• _Task objective_: Select lines where the word "true" appears.
^^^^^^^^^^^^^^^^
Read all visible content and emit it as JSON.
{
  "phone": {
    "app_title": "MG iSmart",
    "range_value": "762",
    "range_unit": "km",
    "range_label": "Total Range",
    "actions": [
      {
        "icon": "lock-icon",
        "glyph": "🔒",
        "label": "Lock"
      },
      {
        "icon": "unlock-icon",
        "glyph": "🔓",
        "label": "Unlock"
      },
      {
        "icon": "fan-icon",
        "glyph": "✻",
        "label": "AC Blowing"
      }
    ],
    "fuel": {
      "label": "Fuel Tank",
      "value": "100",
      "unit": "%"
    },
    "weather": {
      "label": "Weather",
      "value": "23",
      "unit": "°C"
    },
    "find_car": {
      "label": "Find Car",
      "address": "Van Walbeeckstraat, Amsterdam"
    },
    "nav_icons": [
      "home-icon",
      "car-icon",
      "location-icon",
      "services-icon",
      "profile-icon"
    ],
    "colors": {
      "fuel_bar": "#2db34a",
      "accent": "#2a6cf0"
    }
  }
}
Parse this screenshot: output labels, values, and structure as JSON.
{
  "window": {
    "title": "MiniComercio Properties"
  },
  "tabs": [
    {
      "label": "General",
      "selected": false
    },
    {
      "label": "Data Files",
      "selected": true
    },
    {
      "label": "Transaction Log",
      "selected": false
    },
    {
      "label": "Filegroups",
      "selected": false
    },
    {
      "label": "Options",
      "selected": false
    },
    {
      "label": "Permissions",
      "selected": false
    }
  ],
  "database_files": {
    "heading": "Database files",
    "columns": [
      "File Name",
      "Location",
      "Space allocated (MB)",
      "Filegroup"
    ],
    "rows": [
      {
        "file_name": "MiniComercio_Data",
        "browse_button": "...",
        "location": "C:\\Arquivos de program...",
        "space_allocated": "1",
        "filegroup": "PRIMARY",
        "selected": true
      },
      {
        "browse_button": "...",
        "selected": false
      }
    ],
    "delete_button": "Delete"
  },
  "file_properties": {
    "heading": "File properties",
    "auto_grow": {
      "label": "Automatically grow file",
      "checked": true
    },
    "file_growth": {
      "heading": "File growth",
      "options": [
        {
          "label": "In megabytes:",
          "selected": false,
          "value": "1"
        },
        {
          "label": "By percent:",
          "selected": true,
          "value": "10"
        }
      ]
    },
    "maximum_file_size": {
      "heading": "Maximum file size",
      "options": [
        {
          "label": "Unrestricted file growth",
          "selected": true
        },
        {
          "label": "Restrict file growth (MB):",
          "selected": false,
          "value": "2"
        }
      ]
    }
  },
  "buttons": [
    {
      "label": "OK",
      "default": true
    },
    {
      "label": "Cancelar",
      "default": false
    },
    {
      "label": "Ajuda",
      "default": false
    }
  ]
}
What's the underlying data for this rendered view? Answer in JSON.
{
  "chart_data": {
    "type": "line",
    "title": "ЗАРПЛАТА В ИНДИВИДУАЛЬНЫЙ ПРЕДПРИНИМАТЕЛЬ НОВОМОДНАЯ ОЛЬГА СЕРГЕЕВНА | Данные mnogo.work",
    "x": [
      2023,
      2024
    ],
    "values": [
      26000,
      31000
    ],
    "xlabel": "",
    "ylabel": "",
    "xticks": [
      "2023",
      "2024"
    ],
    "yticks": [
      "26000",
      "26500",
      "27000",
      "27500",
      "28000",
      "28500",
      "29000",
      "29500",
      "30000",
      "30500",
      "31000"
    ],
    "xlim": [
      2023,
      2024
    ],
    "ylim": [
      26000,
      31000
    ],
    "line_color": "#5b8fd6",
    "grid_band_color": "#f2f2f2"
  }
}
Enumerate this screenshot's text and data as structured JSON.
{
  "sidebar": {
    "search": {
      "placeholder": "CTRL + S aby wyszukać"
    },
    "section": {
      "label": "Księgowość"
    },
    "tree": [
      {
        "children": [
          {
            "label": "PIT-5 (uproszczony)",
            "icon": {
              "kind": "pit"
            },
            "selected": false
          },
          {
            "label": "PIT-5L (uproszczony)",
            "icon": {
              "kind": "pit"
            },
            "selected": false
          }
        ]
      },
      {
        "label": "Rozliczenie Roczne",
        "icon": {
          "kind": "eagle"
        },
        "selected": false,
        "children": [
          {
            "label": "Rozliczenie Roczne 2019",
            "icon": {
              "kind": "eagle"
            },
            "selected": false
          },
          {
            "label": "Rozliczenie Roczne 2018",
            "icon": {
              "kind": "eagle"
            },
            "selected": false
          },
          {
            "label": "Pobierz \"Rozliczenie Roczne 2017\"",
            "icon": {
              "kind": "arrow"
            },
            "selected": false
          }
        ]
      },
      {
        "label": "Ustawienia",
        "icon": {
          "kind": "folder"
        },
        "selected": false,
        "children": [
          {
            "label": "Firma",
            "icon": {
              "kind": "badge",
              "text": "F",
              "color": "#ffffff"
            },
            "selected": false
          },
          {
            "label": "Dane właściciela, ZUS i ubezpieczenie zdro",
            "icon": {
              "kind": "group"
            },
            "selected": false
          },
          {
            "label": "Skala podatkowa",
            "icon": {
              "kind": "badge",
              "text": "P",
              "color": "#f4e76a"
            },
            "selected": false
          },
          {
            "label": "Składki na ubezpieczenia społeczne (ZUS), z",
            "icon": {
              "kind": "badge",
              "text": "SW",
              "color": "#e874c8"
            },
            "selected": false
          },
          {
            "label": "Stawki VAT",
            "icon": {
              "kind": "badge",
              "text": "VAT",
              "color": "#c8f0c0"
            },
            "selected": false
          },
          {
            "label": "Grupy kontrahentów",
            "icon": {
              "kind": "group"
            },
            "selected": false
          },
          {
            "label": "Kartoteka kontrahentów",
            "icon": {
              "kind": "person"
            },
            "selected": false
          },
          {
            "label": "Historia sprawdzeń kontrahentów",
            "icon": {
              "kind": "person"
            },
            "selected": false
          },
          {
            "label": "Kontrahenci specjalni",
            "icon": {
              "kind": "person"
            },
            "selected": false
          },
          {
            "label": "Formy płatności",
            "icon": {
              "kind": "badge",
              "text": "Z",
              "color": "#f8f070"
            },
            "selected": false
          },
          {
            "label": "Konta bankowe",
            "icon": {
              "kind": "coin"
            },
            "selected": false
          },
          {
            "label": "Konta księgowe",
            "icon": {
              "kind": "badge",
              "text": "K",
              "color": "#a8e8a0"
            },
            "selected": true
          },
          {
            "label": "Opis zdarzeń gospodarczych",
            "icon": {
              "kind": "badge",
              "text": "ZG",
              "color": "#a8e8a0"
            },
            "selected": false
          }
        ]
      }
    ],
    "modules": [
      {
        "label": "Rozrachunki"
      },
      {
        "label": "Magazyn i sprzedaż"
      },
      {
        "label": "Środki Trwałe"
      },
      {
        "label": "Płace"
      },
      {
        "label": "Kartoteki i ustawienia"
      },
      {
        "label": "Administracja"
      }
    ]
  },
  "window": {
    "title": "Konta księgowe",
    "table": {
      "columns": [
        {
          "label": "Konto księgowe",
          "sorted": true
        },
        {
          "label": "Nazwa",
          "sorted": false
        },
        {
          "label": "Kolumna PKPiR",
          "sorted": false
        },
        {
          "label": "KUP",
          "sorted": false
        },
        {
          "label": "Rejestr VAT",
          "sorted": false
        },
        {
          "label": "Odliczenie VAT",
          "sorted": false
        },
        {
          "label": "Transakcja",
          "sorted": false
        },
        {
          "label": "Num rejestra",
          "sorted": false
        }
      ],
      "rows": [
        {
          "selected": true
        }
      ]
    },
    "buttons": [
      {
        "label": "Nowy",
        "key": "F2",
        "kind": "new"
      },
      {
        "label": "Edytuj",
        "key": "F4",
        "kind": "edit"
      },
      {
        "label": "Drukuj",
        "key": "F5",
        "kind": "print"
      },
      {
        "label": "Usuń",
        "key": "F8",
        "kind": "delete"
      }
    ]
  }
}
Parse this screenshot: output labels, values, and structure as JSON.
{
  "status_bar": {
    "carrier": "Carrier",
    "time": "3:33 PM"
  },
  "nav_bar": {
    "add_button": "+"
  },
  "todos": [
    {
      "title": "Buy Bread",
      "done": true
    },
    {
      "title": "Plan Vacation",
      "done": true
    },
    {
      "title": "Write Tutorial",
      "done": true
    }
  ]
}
^^^^^^^^^^^^^^^^
• _Solution to this exercise_:
      "selected": true
        "selected": true
      "checked": true
          "selected": true,
          "selected": true
      "default": true
            "selected": true
          "sorted": true
          "selected": true
      "done": true
      "done": true
      "done": true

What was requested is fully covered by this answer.